Document extract -
Abstract: TH-PO959

Malignancies after Pediatric Kidney Transplantation: A Long Term Single-Center Experience in Japan

Session Information

Category: Transplantation

  • 1702 Transplantation: Clinical and Translational

Authors

  • Yabuuchi, Tomoo, Tokyo Women's Medical University, Tokyo, Japan
  • Kaneko, Naoto, Tokyo Women's Medical University, Tokyo, Japan
  • Ishizuka, Kiyonobu, Tokyo Women's Medical University, Tokyo, Japan
  • Chikamoto, Hiroko, Tokyo Women's Medical University, Tokyo, Japan
  • Akioka, Yuko, Tokyo Women's Medical University, Tokyo, Japan
  • Hattori, Motoshi, Tokyo Women's Medical University, Tokyo, Japan
  • Miura, Ken-ichiro, Tokyo Women's Medical University, Tokyo, Japan
  • Kanda, Shoichiro, Tokyo Women's Medical University, Tokyo, Japan
  • Taniguchi, Yohei, Tokyo Women's Medical University, Tokyo, Japan
  • Nagasawa, Takeshi, Tokyo Women's Medical University, Tokyo, Japan
  • Hisatomi, Ryutaro, Tokyo Women's Medical University, Tokyo, Japan
  • Ban, Hideki, Tokyo Women's Medical University, Tokyo, Japan
  • Shirai, Yoko, Tokyo Women's Medical University, Tokyo, Japan
  • Takagi, Yoko, Tokyo Women's Medical University, Tokyo, Japan
Background

Kidney transplantation (KTx) is the preferred treatment option for children with end-stage renal disease. Today, approximately 11.3% of all deaths after pediatric KTx are related to cancer. With improved graft survival and overall survival, this proportion is likely to rise. Increased cancer risks are well documented in adult KTx recipients. However, the spectrum of malignancies and risk in the pediatric KTx population, particularly in Asia, are less well described.

Methods

We retrospectively reviewed medical charts of all consecutive pediatric KTx patients aged less than 20 years in our center between April 1983 and December 2016.

Results

During maximum 31 years of follow-up, 13 out of 363 patients (3.6%) developed malignancy, which included 3 EBV-associated posttransplant lymphoproliferative disorder (PTLD), 1 EBV-associated post-transplant smooth muscle tumor (PTSMT), 2 brain tumors, 1 B-cell lymphoma, 1 renal cell carcinoma, 1 thyroid carcinoma, 1 lung cancer, 1 bladder cancer, 1 breast cancer, and 1 Wilms tumor. Patients diagnosed with EBV-associated PTLD, EBV-associated PTSMT, and Wilms tumor were mostly transplanted at younger ages and the median age at diagnosis of malignancy was 6.6 years (range 5.5-11.5), with a median time to diagnosis of 1.2 years (range 0.6-1.2). In contrast, the median age at diagnosis of other malignancies was 27.6 years (range 20.4-31.8), and the median time from KTx to diagnosis of malignancy was 15.2 years (range 10.6-17.1). No EBV-associated PTLD has occurred since 2005, when we started regular screening of EBV-DNA load in children at risk for developing PTLD.

Conclusion

This is the first study which investigated occurrence of malignancies in pediatric KTx recipients in Asian populations. EBV-associated PTLD and PTSMT occurred during early periods from KTx. Regular screening of EBV-DNA load might be helpful to prevent EBV-associated PTLD. Other malignancies were diagnosed during early adulthood, emphasizing the need for long term surveillance of these patients.

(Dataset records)
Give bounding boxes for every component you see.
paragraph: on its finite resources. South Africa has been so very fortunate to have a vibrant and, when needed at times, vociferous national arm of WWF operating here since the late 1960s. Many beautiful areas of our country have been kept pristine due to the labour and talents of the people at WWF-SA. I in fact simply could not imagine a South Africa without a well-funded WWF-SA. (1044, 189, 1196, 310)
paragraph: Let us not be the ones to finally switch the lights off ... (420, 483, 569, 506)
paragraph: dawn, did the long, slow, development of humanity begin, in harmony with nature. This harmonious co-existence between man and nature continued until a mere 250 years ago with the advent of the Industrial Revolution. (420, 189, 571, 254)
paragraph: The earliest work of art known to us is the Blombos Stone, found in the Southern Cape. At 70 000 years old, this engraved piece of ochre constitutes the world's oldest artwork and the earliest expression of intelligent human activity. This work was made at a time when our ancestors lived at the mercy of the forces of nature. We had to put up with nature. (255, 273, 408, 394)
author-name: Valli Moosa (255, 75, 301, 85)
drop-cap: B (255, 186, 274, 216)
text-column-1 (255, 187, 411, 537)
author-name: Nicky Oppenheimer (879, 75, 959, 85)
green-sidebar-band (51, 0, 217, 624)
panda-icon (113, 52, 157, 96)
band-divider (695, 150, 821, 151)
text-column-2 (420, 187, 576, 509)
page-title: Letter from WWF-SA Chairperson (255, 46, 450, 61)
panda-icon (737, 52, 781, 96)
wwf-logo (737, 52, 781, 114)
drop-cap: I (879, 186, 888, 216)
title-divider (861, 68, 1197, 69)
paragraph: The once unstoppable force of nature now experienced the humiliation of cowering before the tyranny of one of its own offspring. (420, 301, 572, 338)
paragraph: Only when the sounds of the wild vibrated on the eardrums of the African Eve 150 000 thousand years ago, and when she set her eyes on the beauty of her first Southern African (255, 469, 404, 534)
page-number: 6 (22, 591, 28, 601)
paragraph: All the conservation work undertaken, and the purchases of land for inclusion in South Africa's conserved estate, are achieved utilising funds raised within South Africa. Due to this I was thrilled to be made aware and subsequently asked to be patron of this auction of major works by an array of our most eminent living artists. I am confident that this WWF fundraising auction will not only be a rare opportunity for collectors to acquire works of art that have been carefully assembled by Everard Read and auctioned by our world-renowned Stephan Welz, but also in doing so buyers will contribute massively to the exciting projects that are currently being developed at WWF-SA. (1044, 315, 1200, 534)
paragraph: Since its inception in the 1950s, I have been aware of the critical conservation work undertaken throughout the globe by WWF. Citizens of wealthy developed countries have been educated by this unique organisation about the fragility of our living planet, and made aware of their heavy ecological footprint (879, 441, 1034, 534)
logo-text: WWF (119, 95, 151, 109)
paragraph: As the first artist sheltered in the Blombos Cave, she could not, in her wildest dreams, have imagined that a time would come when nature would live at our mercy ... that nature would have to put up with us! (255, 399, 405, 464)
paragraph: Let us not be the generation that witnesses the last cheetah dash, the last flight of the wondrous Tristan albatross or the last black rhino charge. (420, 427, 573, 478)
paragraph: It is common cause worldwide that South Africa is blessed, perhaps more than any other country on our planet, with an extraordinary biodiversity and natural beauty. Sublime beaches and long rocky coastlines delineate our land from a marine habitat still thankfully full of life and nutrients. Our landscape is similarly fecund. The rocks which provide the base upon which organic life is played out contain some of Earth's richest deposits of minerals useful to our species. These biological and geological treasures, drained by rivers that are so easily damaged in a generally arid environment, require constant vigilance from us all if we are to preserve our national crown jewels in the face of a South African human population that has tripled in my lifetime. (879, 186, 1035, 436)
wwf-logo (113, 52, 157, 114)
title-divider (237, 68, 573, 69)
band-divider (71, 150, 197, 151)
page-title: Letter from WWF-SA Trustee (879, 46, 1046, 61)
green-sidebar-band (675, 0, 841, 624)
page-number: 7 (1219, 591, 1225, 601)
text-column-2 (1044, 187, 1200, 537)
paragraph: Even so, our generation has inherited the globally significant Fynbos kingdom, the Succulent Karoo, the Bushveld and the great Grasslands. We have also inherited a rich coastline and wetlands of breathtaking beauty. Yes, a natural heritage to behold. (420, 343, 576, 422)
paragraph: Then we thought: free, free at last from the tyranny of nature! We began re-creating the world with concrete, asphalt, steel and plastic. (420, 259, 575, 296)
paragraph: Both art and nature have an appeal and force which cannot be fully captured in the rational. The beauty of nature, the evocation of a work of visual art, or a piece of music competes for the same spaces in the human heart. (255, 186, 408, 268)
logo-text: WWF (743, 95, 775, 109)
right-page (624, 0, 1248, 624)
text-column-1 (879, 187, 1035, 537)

The problem - Copy the section of the abstract on cancers after pediatric kidney transplant, from "This is the" up to and including "of these patients.".

Written answer -
This is the first study which investigated occurrence of malignancies in pediatric KTx recipients in Asian populations. EBV-associated PTLD and PTSMT occurred during early periods from KTx. Regular screening of EBV-DNA load might be helpful to prevent EBV-associated PTLD. Other malignancies were diagnosed during early adulthood, emphasizing the need for long term surveillance of these patients.